**Exercise instructions**
Restate the entries below word for word, omitting nothing.

**Dataset excerpts**

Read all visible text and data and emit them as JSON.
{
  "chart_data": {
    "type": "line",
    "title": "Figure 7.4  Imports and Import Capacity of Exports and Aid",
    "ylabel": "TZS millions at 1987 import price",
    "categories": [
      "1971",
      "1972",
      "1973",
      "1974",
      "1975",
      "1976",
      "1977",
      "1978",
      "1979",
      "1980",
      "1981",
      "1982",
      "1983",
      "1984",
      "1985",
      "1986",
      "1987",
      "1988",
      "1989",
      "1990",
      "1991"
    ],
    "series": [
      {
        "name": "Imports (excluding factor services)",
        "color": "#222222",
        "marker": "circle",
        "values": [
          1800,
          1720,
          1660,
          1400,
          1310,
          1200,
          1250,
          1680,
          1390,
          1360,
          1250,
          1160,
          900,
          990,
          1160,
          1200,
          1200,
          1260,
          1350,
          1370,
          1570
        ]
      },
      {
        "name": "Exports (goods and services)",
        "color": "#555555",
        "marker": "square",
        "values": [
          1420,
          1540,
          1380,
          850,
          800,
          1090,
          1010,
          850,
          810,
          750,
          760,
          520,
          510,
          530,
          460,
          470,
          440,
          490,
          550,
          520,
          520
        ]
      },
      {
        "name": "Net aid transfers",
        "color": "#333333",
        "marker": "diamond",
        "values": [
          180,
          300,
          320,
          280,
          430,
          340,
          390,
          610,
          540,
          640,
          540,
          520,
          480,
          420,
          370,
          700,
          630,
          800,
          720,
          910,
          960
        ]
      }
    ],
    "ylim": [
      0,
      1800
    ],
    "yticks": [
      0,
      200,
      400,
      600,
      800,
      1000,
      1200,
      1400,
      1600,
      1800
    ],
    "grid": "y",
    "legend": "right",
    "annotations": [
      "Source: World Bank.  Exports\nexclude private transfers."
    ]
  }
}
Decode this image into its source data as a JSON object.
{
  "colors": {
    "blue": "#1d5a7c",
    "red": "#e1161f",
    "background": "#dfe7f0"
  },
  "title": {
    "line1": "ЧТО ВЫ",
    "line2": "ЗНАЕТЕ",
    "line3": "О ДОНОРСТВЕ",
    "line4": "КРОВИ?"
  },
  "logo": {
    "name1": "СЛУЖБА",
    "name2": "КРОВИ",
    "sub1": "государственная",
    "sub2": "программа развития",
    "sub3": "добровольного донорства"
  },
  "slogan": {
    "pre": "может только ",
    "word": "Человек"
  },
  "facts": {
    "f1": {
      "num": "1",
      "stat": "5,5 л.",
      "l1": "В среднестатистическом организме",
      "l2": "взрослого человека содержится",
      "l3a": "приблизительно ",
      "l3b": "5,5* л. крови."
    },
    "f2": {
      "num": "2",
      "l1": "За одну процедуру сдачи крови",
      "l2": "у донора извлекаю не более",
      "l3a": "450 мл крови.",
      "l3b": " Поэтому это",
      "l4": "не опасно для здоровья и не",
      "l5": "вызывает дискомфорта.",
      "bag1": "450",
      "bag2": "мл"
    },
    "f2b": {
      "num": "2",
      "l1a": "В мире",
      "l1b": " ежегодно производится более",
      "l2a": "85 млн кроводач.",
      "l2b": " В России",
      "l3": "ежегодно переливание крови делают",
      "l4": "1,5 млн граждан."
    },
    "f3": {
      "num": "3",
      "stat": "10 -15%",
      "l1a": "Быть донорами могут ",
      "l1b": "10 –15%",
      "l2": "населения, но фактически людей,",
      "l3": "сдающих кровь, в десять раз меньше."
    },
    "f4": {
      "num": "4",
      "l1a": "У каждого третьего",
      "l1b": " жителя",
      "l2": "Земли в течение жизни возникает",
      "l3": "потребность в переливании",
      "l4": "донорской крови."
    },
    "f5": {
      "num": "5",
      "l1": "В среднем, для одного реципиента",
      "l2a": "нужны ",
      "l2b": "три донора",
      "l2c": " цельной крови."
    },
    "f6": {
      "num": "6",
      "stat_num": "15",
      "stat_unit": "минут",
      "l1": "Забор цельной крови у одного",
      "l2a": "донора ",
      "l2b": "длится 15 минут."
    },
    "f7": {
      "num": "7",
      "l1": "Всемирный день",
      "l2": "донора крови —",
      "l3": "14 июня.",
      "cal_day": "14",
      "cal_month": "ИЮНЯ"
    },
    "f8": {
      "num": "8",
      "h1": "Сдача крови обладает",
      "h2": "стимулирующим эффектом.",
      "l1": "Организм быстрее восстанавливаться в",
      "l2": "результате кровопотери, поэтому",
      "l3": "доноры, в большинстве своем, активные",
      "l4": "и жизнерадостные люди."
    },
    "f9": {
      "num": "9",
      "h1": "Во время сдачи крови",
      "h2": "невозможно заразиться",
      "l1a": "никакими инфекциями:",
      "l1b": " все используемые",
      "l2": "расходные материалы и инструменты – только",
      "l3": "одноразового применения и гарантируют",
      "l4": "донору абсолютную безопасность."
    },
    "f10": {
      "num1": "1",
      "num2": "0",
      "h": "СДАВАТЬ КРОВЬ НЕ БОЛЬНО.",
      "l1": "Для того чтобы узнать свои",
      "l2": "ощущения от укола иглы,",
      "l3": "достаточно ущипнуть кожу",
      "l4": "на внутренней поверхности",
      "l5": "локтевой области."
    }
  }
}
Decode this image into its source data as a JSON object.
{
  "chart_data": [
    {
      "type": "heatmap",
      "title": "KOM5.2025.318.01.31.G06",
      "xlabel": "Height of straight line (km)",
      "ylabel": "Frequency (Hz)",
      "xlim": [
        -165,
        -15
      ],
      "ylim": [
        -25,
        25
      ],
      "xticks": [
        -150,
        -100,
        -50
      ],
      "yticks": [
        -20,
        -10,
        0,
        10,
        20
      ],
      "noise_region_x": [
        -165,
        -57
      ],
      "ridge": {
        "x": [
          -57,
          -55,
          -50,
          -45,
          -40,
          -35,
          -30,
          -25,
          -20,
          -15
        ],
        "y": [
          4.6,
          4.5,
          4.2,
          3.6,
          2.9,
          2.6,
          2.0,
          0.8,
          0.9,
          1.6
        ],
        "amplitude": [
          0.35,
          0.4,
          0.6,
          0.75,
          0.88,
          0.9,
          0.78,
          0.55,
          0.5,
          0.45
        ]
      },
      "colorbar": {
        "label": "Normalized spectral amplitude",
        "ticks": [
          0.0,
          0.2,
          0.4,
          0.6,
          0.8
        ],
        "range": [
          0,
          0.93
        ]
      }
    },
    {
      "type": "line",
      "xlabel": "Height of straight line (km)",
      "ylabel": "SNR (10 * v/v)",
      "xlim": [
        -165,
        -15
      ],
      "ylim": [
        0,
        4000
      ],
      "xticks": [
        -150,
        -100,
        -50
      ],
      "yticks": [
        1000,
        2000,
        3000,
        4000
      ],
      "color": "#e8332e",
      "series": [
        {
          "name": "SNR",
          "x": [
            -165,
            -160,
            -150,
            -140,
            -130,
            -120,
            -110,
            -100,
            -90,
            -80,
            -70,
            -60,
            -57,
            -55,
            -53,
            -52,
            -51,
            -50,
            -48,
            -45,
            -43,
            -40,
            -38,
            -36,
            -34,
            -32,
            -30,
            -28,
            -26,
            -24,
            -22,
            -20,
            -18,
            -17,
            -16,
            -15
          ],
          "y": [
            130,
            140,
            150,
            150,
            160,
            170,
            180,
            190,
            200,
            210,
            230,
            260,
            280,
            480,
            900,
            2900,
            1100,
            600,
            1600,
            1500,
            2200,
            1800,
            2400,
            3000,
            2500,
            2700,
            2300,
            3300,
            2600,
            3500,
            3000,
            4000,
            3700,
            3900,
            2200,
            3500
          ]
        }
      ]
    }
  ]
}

**Solution to this task**
Read all visible text and data and emit them as JSON.
{
  "chart_data": {
    "type": "line",
    "title": "Figure 7.4  Imports and Import Capacity of Exports and Aid",
    "ylabel": "TZS millions at 1987 import price",
    "categories": [
      "1971",
      "1972",
      "1973",
      "1974",
      "1975",
      "1976",
      "1977",
      "1978",
      "1979",
      "1980",
      "1981",
      "1982",
      "1983",
      "1984",
      "1985",
      "1986",
      "1987",
      "1988",
      "1989",
      "1990",
      "1991"
    ],
    "series": [
      {
        "name": "Imports (excluding factor services)",
        "color": "#222222",
        "marker": "circle",
        "values": [
          1800,
          1720,
          1660,
          1400,
          1310,
          1200,
          1250,
          1680,
          1390,
          1360,
          1250,
          1160,
          900,
          990,
          1160,
          1200,
          1200,
          1260,
          1350,
          1370,
          1570
        ]
      },
      {
        "name": "Exports (goods and services)",
        "color": "#555555",
        "marker": "square",
        "values": [
          1420,
          1540,
          1380,
          850,
          800,
          1090,
          1010,
          850,
          810,
          750,
          760,
          520,
          510,
          530,
          460,
          470,
          440,
          490,
          550,
          520,
          520
        ]
      },
      {
        "name": "Net aid transfers",
        "color": "#333333",
        "marker": "diamond",
        "values": [
          180,
          300,
          320,
          280,
          430,
          340,
          390,
          610,
          540,
          640,
          540,
          520,
          480,
          420,
          370,
          700,
          630,
          800,
          720,
          910,
          960
        ]
      }
    ],
    "ylim": [
      0,
      1800
    ],
    "yticks": [
      0,
      200,
      400,
      600,
      800,
      1000,
      1200,
      1400,
      1600,
      1800
    ],
    "grid": "y",
    "legend": "right",
    "annotations": [
      "Source: World Bank.  Exports\nexclude private transfers."
    ]
  }
}
Decode this image into its source data as a JSON object.
{
  "colors": {
    "blue": "#1d5a7c",
    "red": "#e1161f",
    "background": "#dfe7f0"
  },
  "title": {
    "line1": "ЧТО ВЫ",
    "line2": "ЗНАЕТЕ",
    "line3": "О ДОНОРСТВЕ",
    "line4": "КРОВИ?"
  },
  "logo": {
    "name1": "СЛУЖБА",
    "name2": "КРОВИ",
    "sub1": "государственная",
    "sub2": "программа развития",
    "sub3": "добровольного донорства"
  },
  "slogan": {
    "pre": "может только ",
    "word": "Человек"
  },
  "facts": {
    "f1": {
      "num": "1",
      "stat": "5,5 л.",
      "l1": "В среднестатистическом организме",
      "l2": "взрослого человека содержится",
      "l3a": "приблизительно ",
      "l3b": "5,5* л. крови."
    },
    "f2": {
      "num": "2",
      "l1": "За одну процедуру сдачи крови",
      "l2": "у донора извлекаю не более",
      "l3a": "450 мл крови.",
      "l3b": " Поэтому это",
      "l4": "не опасно для здоровья и не",
      "l5": "вызывает дискомфорта.",
      "bag1": "450",
      "bag2": "мл"
    },
    "f2b": {
      "num": "2",
      "l1a": "В мире",
      "l1b": " ежегодно производится более",
      "l2a": "85 млн кроводач.",
      "l2b": " В России",
      "l3": "ежегодно переливание крови делают",
      "l4": "1,5 млн граждан."
    },
    "f3": {
      "num": "3",
      "stat": "10 -15%",
      "l1a": "Быть донорами могут ",
      "l1b": "10 –15%",
      "l2": "населения, но фактически людей,",
      "l3": "сдающих кровь, в десять раз меньше."
    },
    "f4": {
      "num": "4",
      "l1a": "У каждого третьего",
      "l1b": " жителя",
      "l2": "Земли в течение жизни возникает",
      "l3": "потребность в переливании",
      "l4": "донорской крови."
    },
    "f5": {
      "num": "5",
      "l1": "В среднем, для одного реципиента",
      "l2a": "нужны ",
      "l2b": "три донора",
      "l2c": " цельной крови."
    },
    "f6": {
      "num": "6",
      "stat_num": "15",
      "stat_unit": "минут",
      "l1": "Забор цельной крови у одного",
      "l2a": "донора ",
      "l2b": "длится 15 минут."
    },
    "f7": {
      "num": "7",
      "l1": "Всемирный день",
      "l2": "донора крови —",
      "l3": "14 июня.",
      "cal_day": "14",
      "cal_month": "ИЮНЯ"
    },
    "f8": {
      "num": "8",
      "h1": "Сдача крови обладает",
      "h2": "стимулирующим эффектом.",
      "l1": "Организм быстрее восстанавливаться в",
      "l2": "результате кровопотери, поэтому",
      "l3": "доноры, в большинстве своем, активные",
      "l4": "и жизнерадостные люди."
    },
    "f9": {
      "num": "9",
      "h1": "Во время сдачи крови",
      "h2": "невозможно заразиться",
      "l1a": "никакими инфекциями:",
      "l1b": " все используемые",
      "l2": "расходные материалы и инструменты – только",
      "l3": "одноразового применения и гарантируют",
      "l4": "донору абсолютную безопасность."
    },
    "f10": {
      "num1": "1",
      "num2": "0",
      "h": "СДАВАТЬ КРОВЬ НЕ БОЛЬНО.",
      "l1": "Для того чтобы узнать свои",
      "l2": "ощущения от укола иглы,",
      "l3": "достаточно ущипнуть кожу",
      "l4": "на внутренней поверхности",
      "l5": "локтевой области."
    }
  }
}
Decode this image into its source data as a JSON object.
{
  "chart_data": [
    {
      "type": "heatmap",
      "title": "KOM5.2025.318.01.31.G06",
      "xlabel": "Height of straight line (km)",
      "ylabel": "Frequency (Hz)",
      "xlim": [
        -165,
        -15
      ],
      "ylim": [
        -25,
        25
      ],
      "xticks": [
        -150,
        -100,
        -50
      ],
      "yticks": [
        -20,
        -10,
        0,
        10,
        20
      ],
      "noise_region_x": [
        -165,
        -57
      ],
      "ridge": {
        "x": [
          -57,
          -55,
          -50,
          -45,
          -40,
          -35,
          -30,
          -25,
          -20,
          -15
        ],
        "y": [
          4.6,
          4.5,
          4.2,
          3.6,
          2.9,
          2.6,
          2.0,
          0.8,
          0.9,
          1.6
        ],
        "amplitude": [
          0.35,
          0.4,
          0.6,
          0.75,
          0.88,
          0.9,
          0.78,
          0.55,
          0.5,
          0.45
        ]
      },
      "colorbar": {
        "label": "Normalized spectral amplitude",
        "ticks": [
          0.0,
          0.2,
          0.4,
          0.6,
          0.8
        ],
        "range": [
          0,
          0.93
        ]
      }
    },
    {
      "type": "line",
      "xlabel": "Height of straight line (km)",
      "ylabel": "SNR (10 * v/v)",
      "xlim": [
        -165,
        -15
      ],
      "ylim": [
        0,
        4000
      ],
      "xticks": [
        -150,
        -100,
        -50
      ],
      "yticks": [
        1000,
        2000,
        3000,
        4000
      ],
      "color": "#e8332e",
      "series": [
        {
          "name": "SNR",
          "x": [
            -165,
            -160,
            -150,
            -140,
            -130,
            -120,
            -110,
            -100,
            -90,
            -80,
            -70,
            -60,
            -57,
            -55,
            -53,
            -52,
            -51,
            -50,
            -48,
            -45,
            -43,
            -40,
            -38,
            -36,
            -34,
            -32,
            -30,
            -28,
            -26,
            -24,
            -22,
            -20,
            -18,
            -17,
            -16,
            -15
          ],
          "y": [
            130,
            140,
            150,
            150,
            160,
            170,
            180,
            190,
            200,
            210,
            230,
            260,
            280,
            480,
            900,
            2900,
            1100,
            600,
            1600,
            1500,
            2200,
            1800,
            2400,
            3000,
            2500,
            2700,
            2300,
            3300,
            2600,
            3500,
            3000,
            4000,
            3700,
            3900,
            2200,
            3500
          ]
        }
      ]
    }
  ]
}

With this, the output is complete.